Job: Repeat the whole listing exactly as written.

Listing:

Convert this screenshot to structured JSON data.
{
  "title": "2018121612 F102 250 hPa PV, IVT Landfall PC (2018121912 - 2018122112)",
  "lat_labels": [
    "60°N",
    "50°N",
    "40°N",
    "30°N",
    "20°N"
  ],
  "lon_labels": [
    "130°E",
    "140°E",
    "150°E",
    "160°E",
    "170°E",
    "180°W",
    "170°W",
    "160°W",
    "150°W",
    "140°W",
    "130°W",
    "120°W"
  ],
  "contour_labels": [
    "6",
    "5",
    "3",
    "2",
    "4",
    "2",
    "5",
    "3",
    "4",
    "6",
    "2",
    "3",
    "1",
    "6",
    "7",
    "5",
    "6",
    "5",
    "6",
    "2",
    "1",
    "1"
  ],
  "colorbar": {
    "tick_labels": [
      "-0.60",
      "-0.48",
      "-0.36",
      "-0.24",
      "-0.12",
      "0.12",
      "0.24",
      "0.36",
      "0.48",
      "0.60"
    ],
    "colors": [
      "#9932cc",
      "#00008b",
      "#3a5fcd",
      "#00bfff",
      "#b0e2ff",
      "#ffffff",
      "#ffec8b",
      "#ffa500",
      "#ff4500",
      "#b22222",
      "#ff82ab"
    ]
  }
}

Worked answer:
Convert this screenshot to structured JSON data.
{
  "title": "2018121612 F102 250 hPa PV, IVT Landfall PC (2018121912 - 2018122112)",
  "lat_labels": [
    "60°N",
    "50°N",
    "40°N",
    "30°N",
    "20°N"
  ],
  "lon_labels": [
    "130°E",
    "140°E",
    "150°E",
    "160°E",
    "170°E",
    "180°W",
    "170°W",
    "160°W",
    "150°W",
    "140°W",
    "130°W",
    "120°W"
  ],
  "contour_labels": [
    "6",
    "5",
    "3",
    "2",
    "4",
    "2",
    "5",
    "3",
    "4",
    "6",
    "2",
    "3",
    "1",
    "6",
    "7",
    "5",
    "6",
    "5",
    "6",
    "2",
    "1",
    "1"
  ],
  "colorbar": {
    "tick_labels": [
      "-0.60",
      "-0.48",
      "-0.36",
      "-0.24",
      "-0.12",
      "0.12",
      "0.24",
      "0.36",
      "0.48",
      "0.60"
    ],
    "colors": [
      "#9932cc",
      "#00008b",
      "#3a5fcd",
      "#00bfff",
      "#b0e2ff",
      "#ffffff",
      "#ffec8b",
      "#ffa500",
      "#ff4500",
      "#b22222",
      "#ff82ab"
    ]
  }
}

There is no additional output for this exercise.